(Dataset entries)
** BEGIN **
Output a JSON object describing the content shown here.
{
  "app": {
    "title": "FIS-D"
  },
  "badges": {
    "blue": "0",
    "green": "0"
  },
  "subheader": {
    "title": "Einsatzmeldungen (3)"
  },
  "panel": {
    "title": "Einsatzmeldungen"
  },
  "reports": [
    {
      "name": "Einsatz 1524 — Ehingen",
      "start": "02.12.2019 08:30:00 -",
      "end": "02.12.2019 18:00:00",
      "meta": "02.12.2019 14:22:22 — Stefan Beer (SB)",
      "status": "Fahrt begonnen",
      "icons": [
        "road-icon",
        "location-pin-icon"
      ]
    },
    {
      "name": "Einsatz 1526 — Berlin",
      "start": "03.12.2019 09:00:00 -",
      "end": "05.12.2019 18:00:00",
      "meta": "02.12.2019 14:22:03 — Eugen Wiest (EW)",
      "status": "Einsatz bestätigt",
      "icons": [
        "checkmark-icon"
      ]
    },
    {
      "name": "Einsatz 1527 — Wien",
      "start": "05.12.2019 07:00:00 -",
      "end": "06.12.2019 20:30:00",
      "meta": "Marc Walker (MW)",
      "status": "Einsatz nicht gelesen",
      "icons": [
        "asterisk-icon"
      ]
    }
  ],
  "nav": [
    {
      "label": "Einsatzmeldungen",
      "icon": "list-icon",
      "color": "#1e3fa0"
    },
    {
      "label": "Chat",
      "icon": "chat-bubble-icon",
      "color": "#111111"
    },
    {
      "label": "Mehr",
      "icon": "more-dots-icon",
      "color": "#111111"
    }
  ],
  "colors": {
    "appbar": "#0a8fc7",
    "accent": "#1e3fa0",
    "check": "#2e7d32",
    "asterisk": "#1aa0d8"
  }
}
** END **
§ Directions:
Reproduce the records in full, exactly as written.

§ Final result:
Output a JSON object describing the content shown here.
{
  "app": {
    "title": "FIS-D"
  },
  "badges": {
    "blue": "0",
    "green": "0"
  },
  "subheader": {
    "title": "Einsatzmeldungen (3)"
  },
  "panel": {
    "title": "Einsatzmeldungen"
  },
  "reports": [
    {
      "name": "Einsatz 1524 — Ehingen",
      "start": "02.12.2019 08:30:00 -",
      "end": "02.12.2019 18:00:00",
      "meta": "02.12.2019 14:22:22 — Stefan Beer (SB)",
      "status": "Fahrt begonnen",
      "icons": [
        "road-icon",
        "location-pin-icon"
      ]
    },
    {
      "name": "Einsatz 1526 — Berlin",
      "start": "03.12.2019 09:00:00 -",
      "end": "05.12.2019 18:00:00",
      "meta": "02.12.2019 14:22:03 — Eugen Wiest (EW)",
      "status": "Einsatz bestätigt",
      "icons": [
        "checkmark-icon"
      ]
    },
    {
      "name": "Einsatz 1527 — Wien",
      "start": "05.12.2019 07:00:00 -",
      "end": "06.12.2019 20:30:00",
      "meta": "Marc Walker (MW)",
      "status": "Einsatz nicht gelesen",
      "icons": [
        "asterisk-icon"
      ]
    }
  ],
  "nav": [
    {
      "label": "Einsatzmeldungen",
      "icon": "list-icon",
      "color": "#1e3fa0"
    },
    {
      "label": "Chat",
      "icon": "chat-bubble-icon",
      "color": "#111111"
    },
    {
      "label": "Mehr",
      "icon": "more-dots-icon",
      "color": "#111111"
    }
  ],
  "colors": {
    "appbar": "#0a8fc7",
    "accent": "#1e3fa0",
    "check": "#2e7d32",
    "asterisk": "#1aa0d8"
  }
}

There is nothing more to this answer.